## Start

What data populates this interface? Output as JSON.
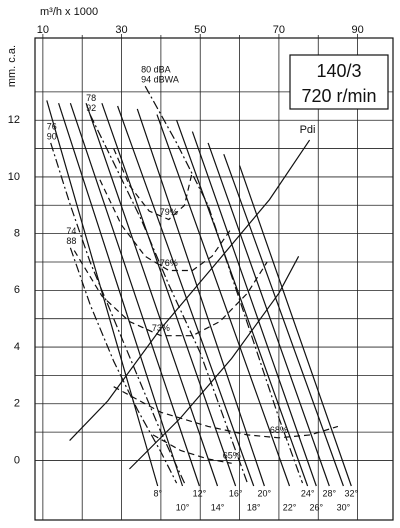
{
  "chart_data": {
    "type": "line",
    "x_label": "m³/h x 1000",
    "y_label": "mm. c.a.",
    "box_lines": [
      "140/3",
      "720 r/min"
    ],
    "xlim": [
      8,
      99
    ],
    "ylim": [
      -2.1,
      14.9
    ],
    "xticks": [
      10,
      30,
      50,
      70,
      90
    ],
    "xminor": [
      20,
      40,
      60,
      80
    ],
    "yticks": [
      0,
      2,
      4,
      6,
      8,
      10,
      12
    ],
    "yminor": [
      1,
      3,
      5,
      7,
      9,
      11,
      13
    ],
    "grid": true,
    "color": "#111111",
    "series": [
      {
        "name": "8°",
        "style": "solid",
        "x": [
          11,
          39.2
        ],
        "values": [
          12.7,
          -0.9
        ]
      },
      {
        "name": "10°",
        "style": "solid",
        "x": [
          14,
          45.5
        ],
        "values": [
          12.6,
          -0.9
        ]
      },
      {
        "name": "12°",
        "style": "solid",
        "x": [
          17,
          49.8
        ],
        "values": [
          12.6,
          -0.9
        ]
      },
      {
        "name": "14°",
        "style": "solid",
        "x": [
          21,
          54.4
        ],
        "values": [
          12.6,
          -0.9
        ]
      },
      {
        "name": "16°",
        "style": "solid",
        "x": [
          25,
          59
        ],
        "values": [
          12.6,
          -0.9
        ]
      },
      {
        "name": "18°",
        "style": "solid",
        "x": [
          29,
          63.6
        ],
        "values": [
          12.5,
          -0.9
        ]
      },
      {
        "name": "20°",
        "style": "solid",
        "x": [
          34,
          66.3
        ],
        "values": [
          12.4,
          -0.9
        ]
      },
      {
        "name": "22°",
        "style": "solid",
        "x": [
          39,
          72.7
        ],
        "values": [
          12.2,
          -0.9
        ]
      },
      {
        "name": "24°",
        "style": "solid",
        "x": [
          44,
          77.3
        ],
        "values": [
          12,
          -0.9
        ]
      },
      {
        "name": "26°",
        "style": "solid",
        "x": [
          48,
          79.5
        ],
        "values": [
          11.6,
          -0.9
        ]
      },
      {
        "name": "28°",
        "style": "solid",
        "x": [
          52,
          82.8
        ],
        "values": [
          11.2,
          -0.9
        ]
      },
      {
        "name": "30°",
        "style": "solid",
        "x": [
          56,
          86.4
        ],
        "values": [
          10.8,
          -0.9
        ]
      },
      {
        "name": "32°",
        "style": "solid",
        "x": [
          60,
          88.4
        ],
        "values": [
          10.4,
          -0.9
        ]
      },
      {
        "name": "79%",
        "style": "dashed",
        "x": [
          28,
          32,
          37,
          42,
          46,
          48
        ],
        "values": [
          11,
          9.7,
          8.8,
          8.5,
          9,
          10.2
        ]
      },
      {
        "name": "76%",
        "style": "dashed",
        "x": [
          24.5,
          30,
          36,
          42,
          48,
          53,
          58
        ],
        "values": [
          9.9,
          8.3,
          7.2,
          6.7,
          6.7,
          7.2,
          8.2
        ]
      },
      {
        "name": "73%",
        "style": "dashed",
        "x": [
          18,
          25,
          32,
          40,
          48,
          55,
          62,
          67
        ],
        "values": [
          7.4,
          5.8,
          4.9,
          4.4,
          4.4,
          4.9,
          5.9,
          7
        ]
      },
      {
        "name": "68%",
        "style": "dashed",
        "x": [
          28,
          40,
          52,
          62,
          70,
          78,
          85
        ],
        "values": [
          2.6,
          1.7,
          1.2,
          0.9,
          0.8,
          0.9,
          1.2
        ]
      },
      {
        "name": "65%",
        "style": "dashed",
        "x": [
          38,
          45,
          52,
          58
        ],
        "values": [
          0.9,
          0.35,
          0.05,
          -0.1
        ]
      },
      {
        "name": [
          "80 dBA",
          "94 dBWA"
        ],
        "style": "dashdot",
        "x": [
          36,
          44,
          52,
          58,
          64,
          70,
          76
        ],
        "values": [
          13.2,
          11.2,
          9,
          6.5,
          4,
          1.5,
          -0.8
        ]
      },
      {
        "name": [
          "78",
          "92"
        ],
        "style": "dashdot",
        "x": [
          22,
          28,
          35,
          42,
          50,
          56,
          62
        ],
        "values": [
          12.2,
          10.5,
          8.5,
          6.2,
          3.8,
          1.5,
          -0.8
        ]
      },
      {
        "name": [
          "76",
          "90"
        ],
        "style": "dashdot",
        "x": [
          12,
          17,
          22,
          28,
          34,
          40,
          46
        ],
        "values": [
          11.2,
          9,
          7,
          5,
          3,
          1,
          -0.8
        ]
      },
      {
        "name": [
          "74",
          "88"
        ],
        "style": "dashdot",
        "x": [
          17,
          22,
          28,
          34,
          40,
          44
        ],
        "values": [
          7.5,
          5.5,
          3.5,
          1.8,
          0.3,
          -0.8
        ]
      },
      {
        "name": "Pdi",
        "style": "solid",
        "x": [
          16.8,
          26.5,
          39.7,
          54.9,
          67.6,
          77.8
        ],
        "values": [
          0.7,
          2.1,
          4.6,
          7.1,
          9.2,
          11.3
        ]
      },
      {
        "style": "solid",
        "x": [
          32,
          45,
          58,
          70,
          75
        ],
        "values": [
          -0.3,
          1.5,
          3.6,
          5.9,
          7.2
        ]
      }
    ]
  }
}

## End

Directions
Print each entry shown above with exact wording and no pictures.

Full output
What data populates this interface? Output as JSON.
{
  "chart_data": {
    "type": "line",
    "x_label": "m³/h x 1000",
    "y_label": "mm. c.a.",
    "box_lines": [
      "140/3",
      "720 r/min"
    ],
    "xlim": [
      8,
      99
    ],
    "ylim": [
      -2.1,
      14.9
    ],
    "xticks": [
      10,
      30,
      50,
      70,
      90
    ],
    "xminor": [
      20,
      40,
      60,
      80
    ],
    "yticks": [
      0,
      2,
      4,
      6,
      8,
      10,
      12
    ],
    "yminor": [
      1,
      3,
      5,
      7,
      9,
      11,
      13
    ],
    "grid": true,
    "color": "#111111",
    "series": [
      {
        "name": "8°",
        "style": "solid",
        "x": [
          11,
          39.2
        ],
        "values": [
          12.7,
          -0.9
        ]
      },
      {
        "name": "10°",
        "style": "solid",
        "x": [
          14,
          45.5
        ],
        "values": [
          12.6,
          -0.9
        ]
      },
      {
        "name": "12°",
        "style": "solid",
        "x": [
          17,
          49.8
        ],
        "values": [
          12.6,
          -0.9
        ]
      },
      {
        "name": "14°",
        "style": "solid",
        "x": [
          21,
          54.4
        ],
        "values": [
          12.6,
          -0.9
        ]
      },
      {
        "name": "16°",
        "style": "solid",
        "x": [
          25,
          59
        ],
        "values": [
          12.6,
          -0.9
        ]
      },
      {
        "name": "18°",
        "style": "solid",
        "x": [
          29,
          63.6
        ],
        "values": [
          12.5,
          -0.9
        ]
      },
      {
        "name": "20°",
        "style": "solid",
        "x": [
          34,
          66.3
        ],
        "values": [
          12.4,
          -0.9
        ]
      },
      {
        "name": "22°",
        "style": "solid",
        "x": [
          39,
          72.7
        ],
        "values": [
          12.2,
          -0.9
        ]
      },
      {
        "name": "24°",
        "style": "solid",
        "x": [
          44,
          77.3
        ],
        "values": [
          12,
          -0.9
        ]
      },
      {
        "name": "26°",
        "style": "solid",
        "x": [
          48,
          79.5
        ],
        "values": [
          11.6,
          -0.9
        ]
      },
      {
        "name": "28°",
        "style": "solid",
        "x": [
          52,
          82.8
        ],
        "values": [
          11.2,
          -0.9
        ]
      },
      {
        "name": "30°",
        "style": "solid",
        "x": [
          56,
          86.4
        ],
        "values": [
          10.8,
          -0.9
        ]
      },
      {
        "name": "32°",
        "style": "solid",
        "x": [
          60,
          88.4
        ],
        "values": [
          10.4,
          -0.9
        ]
      },
      {
        "name": "79%",
        "style": "dashed",
        "x": [
          28,
          32,
          37,
          42,
          46,
          48
        ],
        "values": [
          11,
          9.7,
          8.8,
          8.5,
          9,
          10.2
        ]
      },
      {
        "name": "76%",
        "style": "dashed",
        "x": [
          24.5,
          30,
          36,
          42,
          48,
          53,
          58
        ],
        "values": [
          9.9,
          8.3,
          7.2,
          6.7,
          6.7,
          7.2,
          8.2
        ]
      },
      {
        "name": "73%",
        "style": "dashed",
        "x": [
          18,
          25,
          32,
          40,
          48,
          55,
          62,
          67
        ],
        "values": [
          7.4,
          5.8,
          4.9,
          4.4,
          4.4,
          4.9,
          5.9,
          7
        ]
      },
      {
        "name": "68%",
        "style": "dashed",
        "x": [
          28,
          40,
          52,
          62,
          70,
          78,
          85
        ],
        "values": [
          2.6,
          1.7,
          1.2,
          0.9,
          0.8,
          0.9,
          1.2
        ]
      },
      {
        "name": "65%",
        "style": "dashed",
        "x": [
          38,
          45,
          52,
          58
        ],
        "values": [
          0.9,
          0.35,
          0.05,
          -0.1
        ]
      },
      {
        "name": [
          "80 dBA",
          "94 dBWA"
        ],
        "style": "dashdot",
        "x": [
          36,
          44,
          52,
          58,
          64,
          70,
          76
        ],
        "values": [
          13.2,
          11.2,
          9,
          6.5,
          4,
          1.5,
          -0.8
        ]
      },
      {
        "name": [
          "78",
          "92"
        ],
        "style": "dashdot",
        "x": [
          22,
          28,
          35,
          42,
          50,
          56,
          62
        ],
        "values": [
          12.2,
          10.5,
          8.5,
          6.2,
          3.8,
          1.5,
          -0.8
        ]
      },
      {
        "name": [
          "76",
          "90"
        ],
        "style": "dashdot",
        "x": [
          12,
          17,
          22,
          28,
          34,
          40,
          46
        ],
        "values": [
          11.2,
          9,
          7,
          5,
          3,
          1,
          -0.8
        ]
      },
      {
        "name": [
          "74",
          "88"
        ],
        "style": "dashdot",
        "x": [
          17,
          22,
          28,
          34,
          40,
          44
        ],
        "values": [
          7.5,
          5.5,
          3.5,
          1.8,
          0.3,
          -0.8
        ]
      },
      {
        "name": "Pdi",
        "style": "solid",
        "x": [
          16.8,
          26.5,
          39.7,
          54.9,
          67.6,
          77.8
        ],
        "values": [
          0.7,
          2.1,
          4.6,
          7.1,
          9.2,
          11.3
        ]
      },
      {
        "style": "solid",
        "x": [
          32,
          45,
          58,
          70,
          75
        ],
        "values": [
          -0.3,
          1.5,
          3.6,
          5.9,
          7.2
        ]
      }
    ]
  }
}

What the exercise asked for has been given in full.